◆ INSTRUCTIONS TO FOLLOW
Pictures do not belong in the copy; restate the records below word for word.

◆ DATASET RECORDS

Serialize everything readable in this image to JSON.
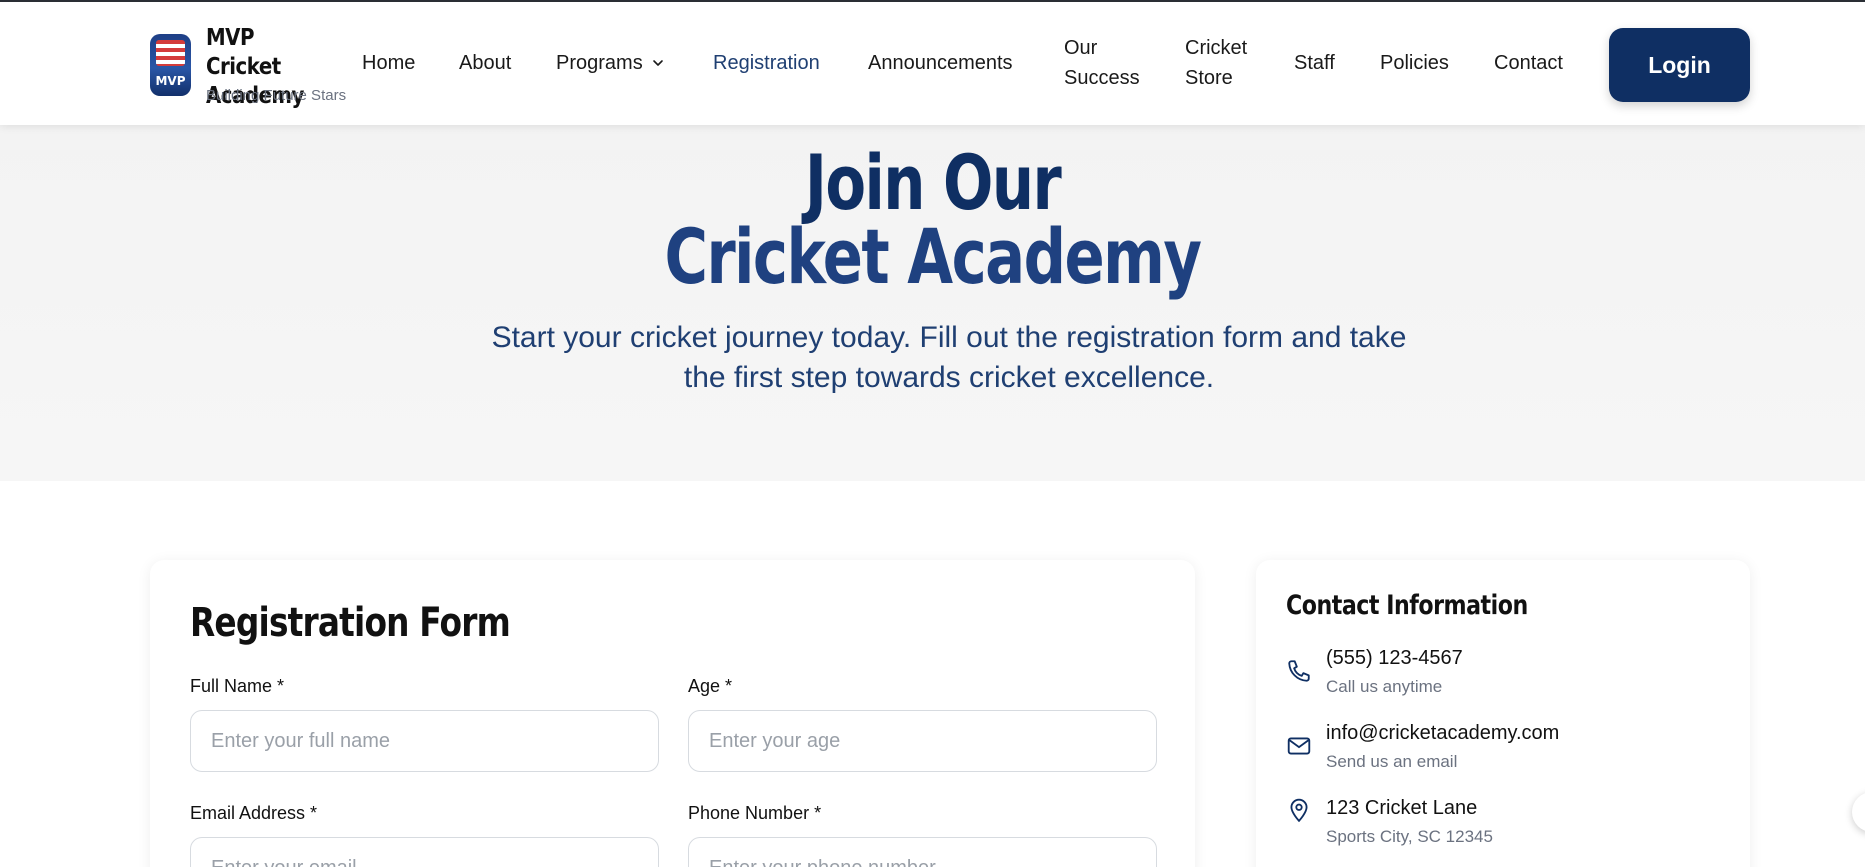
{
  "brand": {
    "logo_text": "MVP",
    "name": "MVP Cricket Academy",
    "tagline": "Building Future Stars"
  },
  "nav": {
    "items": [
      {
        "label": "Home"
      },
      {
        "label": "About"
      },
      {
        "label": "Programs",
        "has_dropdown": true
      },
      {
        "label": "Registration",
        "active": true
      },
      {
        "label": "Announcements"
      },
      {
        "label": "Our Success"
      },
      {
        "label": "Cricket Store"
      },
      {
        "label": "Staff"
      },
      {
        "label": "Policies"
      },
      {
        "label": "Contact"
      }
    ],
    "login_label": "Login"
  },
  "hero": {
    "title_line1": "Join Our",
    "title_line2": "Cricket Academy",
    "subtitle": "Start your cricket journey today. Fill out the registration form and take the first step towards cricket excellence."
  },
  "form": {
    "title": "Registration Form",
    "fields": [
      {
        "label": "Full Name *",
        "placeholder": "Enter your full name",
        "value": ""
      },
      {
        "label": "Age *",
        "placeholder": "Enter your age",
        "value": ""
      },
      {
        "label": "Email Address *",
        "placeholder": "Enter your email",
        "value": ""
      },
      {
        "label": "Phone Number *",
        "placeholder": "Enter your phone number",
        "value": ""
      }
    ]
  },
  "contact": {
    "title": "Contact Information",
    "items": [
      {
        "icon": "phone-icon",
        "main": "(555) 123-4567",
        "sub": "Call us anytime"
      },
      {
        "icon": "mail-icon",
        "main": "info@cricketacademy.com",
        "sub": "Send us an email"
      },
      {
        "icon": "map-pin-icon",
        "main": "123 Cricket Lane",
        "sub": "Sports City, SC 12345"
      }
    ]
  },
  "colors": {
    "primary": "#0f2f63",
    "nav_active": "#1f3f72",
    "muted_text": "#6b7280"
  }
}
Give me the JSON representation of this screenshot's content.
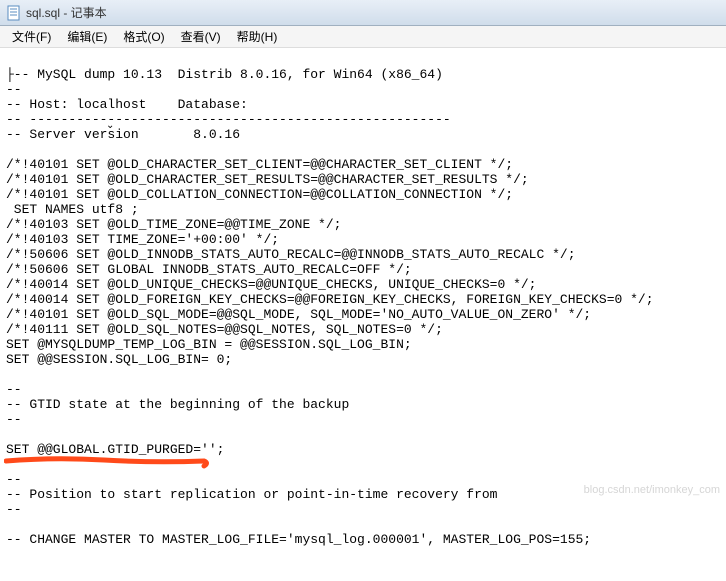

◆ WRITTEN SOLUTION
Serialize everything readable in this image to JSON.
{
  "brand": {
    "logo_text": "MVP",
    "name": "MVP Cricket Academy",
    "tagline": "Building Future Stars"
  },
  "nav": {
    "items": [
      {
        "label": "Home"
      },
      {
        "label": "About"
      },
      {
        "label": "Programs",
        "has_dropdown": true
      },
      {
        "label": "Registration",
        "active": true
      },
      {
        "label": "Announcements"
      },
      {
        "label": "Our Success"
      },
      {
        "label": "Cricket Store"
      },
      {
        "label": "Staff"
      },
      {
        "label": "Policies"
      },
      {
        "label": "Contact"
      }
    ],
    "login_label": "Login"
  },
  "hero": {
    "title_line1": "Join Our",
    "title_line2": "Cricket Academy",
    "subtitle": "Start your cricket journey today. Fill out the registration form and take the first step towards cricket excellence."
  },
  "form": {
    "title": "Registration Form",
    "fields": [
      {
        "label": "Full Name *",
        "placeholder": "Enter your full name",
        "value": ""
      },
      {
        "label": "Age *",
        "placeholder": "Enter your age",
        "value": ""
      },
      {
        "label": "Email Address *",
        "placeholder": "Enter your email",
        "value": ""
      },
      {
        "label": "Phone Number *",
        "placeholder": "Enter your phone number",
        "value": ""
      }
    ]
  },
  "contact": {
    "title": "Contact Information",
    "items": [
      {
        "icon": "phone-icon",
        "main": "(555) 123-4567",
        "sub": "Call us anytime"
      },
      {
        "icon": "mail-icon",
        "main": "info@cricketacademy.com",
        "sub": "Send us an email"
      },
      {
        "icon": "map-pin-icon",
        "main": "123 Cricket Lane",
        "sub": "Sports City, SC 12345"
      }
    ]
  },
  "colors": {
    "primary": "#0f2f63",
    "nav_active": "#1f3f72",
    "muted_text": "#6b7280"
  }
}
Give me the JSON representation of this screenshot's content.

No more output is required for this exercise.